(Dataset items)
--*--
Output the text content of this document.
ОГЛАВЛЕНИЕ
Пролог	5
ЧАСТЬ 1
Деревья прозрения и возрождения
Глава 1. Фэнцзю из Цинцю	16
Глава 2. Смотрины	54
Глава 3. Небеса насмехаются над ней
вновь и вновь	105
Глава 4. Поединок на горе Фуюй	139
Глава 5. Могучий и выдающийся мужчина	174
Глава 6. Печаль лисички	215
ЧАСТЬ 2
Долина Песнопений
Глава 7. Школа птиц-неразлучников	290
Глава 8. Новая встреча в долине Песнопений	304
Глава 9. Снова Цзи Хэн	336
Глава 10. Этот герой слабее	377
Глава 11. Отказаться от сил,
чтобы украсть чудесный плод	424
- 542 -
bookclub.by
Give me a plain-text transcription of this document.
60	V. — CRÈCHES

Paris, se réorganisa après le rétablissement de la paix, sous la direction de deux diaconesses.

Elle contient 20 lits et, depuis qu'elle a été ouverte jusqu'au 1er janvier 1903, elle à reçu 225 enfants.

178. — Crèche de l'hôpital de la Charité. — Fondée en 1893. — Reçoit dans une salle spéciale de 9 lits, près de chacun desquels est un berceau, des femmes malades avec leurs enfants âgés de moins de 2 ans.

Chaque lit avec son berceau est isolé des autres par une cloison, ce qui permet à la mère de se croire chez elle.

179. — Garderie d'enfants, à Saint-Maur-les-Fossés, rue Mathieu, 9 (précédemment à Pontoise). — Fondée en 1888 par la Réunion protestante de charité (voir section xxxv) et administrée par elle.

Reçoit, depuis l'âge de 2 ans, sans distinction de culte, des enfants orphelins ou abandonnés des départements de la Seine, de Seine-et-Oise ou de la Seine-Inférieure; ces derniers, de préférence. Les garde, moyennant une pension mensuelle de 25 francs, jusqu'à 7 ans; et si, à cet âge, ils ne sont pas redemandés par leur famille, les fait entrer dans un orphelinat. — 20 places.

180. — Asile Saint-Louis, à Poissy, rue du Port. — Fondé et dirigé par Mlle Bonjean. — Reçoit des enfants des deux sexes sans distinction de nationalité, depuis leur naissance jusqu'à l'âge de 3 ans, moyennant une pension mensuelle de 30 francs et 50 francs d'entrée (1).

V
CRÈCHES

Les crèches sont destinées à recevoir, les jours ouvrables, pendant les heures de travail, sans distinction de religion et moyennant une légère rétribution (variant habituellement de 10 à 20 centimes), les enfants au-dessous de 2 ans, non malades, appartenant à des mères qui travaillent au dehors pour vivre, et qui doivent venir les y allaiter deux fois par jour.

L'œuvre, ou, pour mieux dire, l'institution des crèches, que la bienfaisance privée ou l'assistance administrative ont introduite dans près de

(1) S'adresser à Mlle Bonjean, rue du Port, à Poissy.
--*--
### Prompt
Identify and copy the lines holding the word "enfants".

### Final result
Elle contient 20 lits et, depuis qu'elle a été ouverte jusqu'au 1er janvier 1903, elle à reçu 225 enfants.
178. — Crèche de l'hôpital de la Charité. — Fondée en 1893. — Reçoit dans une salle spéciale de 9 lits, près de chacun desquels est un berceau, des femmes malades avec leurs enfants âgés de moins de 2 ans.
179. — Garderie d'enfants, à Saint-Maur-les-Fossés, rue Mathieu, 9 (précédemment à Pontoise). — Fondée en 1888 par la Réunion protestante de charité (voir section xxxv) et administrée par elle.
Reçoit, depuis l'âge de 2 ans, sans distinction de culte, des enfants orphelins ou abandonnés des départements de la Seine, de Seine-et-Oise ou de la Seine-Inférieure; ces derniers, de préférence. Les garde, moyennant une pension mensuelle de 25 francs, jusqu'à 7 ans; et si, à cet âge, ils ne sont pas redemandés par leur famille, les fait entrer dans un orphelinat. — 20 places.
180. — Asile Saint-Louis, à Poissy, rue du Port. — Fondé et dirigé par Mlle Bonjean. — Reçoit des enfants des deux sexes sans distinction de nationalité, depuis leur naissance jusqu'à l'âge de 3 ans, moyennant une pension mensuelle de 30 francs et 50 francs d'entrée (1).
Les crèches sont destinées à recevoir, les jours ouvrables, pendant les heures de travail, sans distinction de religion et moyennant une légère rétribution (variant habituellement de 10 à 20 centimes), les enfants au-dessous de 2 ans, non malades, appartenant à des mères qui travaillent au dehors pour vivre, et qui doivent venir les y allaiter deux fois par jour.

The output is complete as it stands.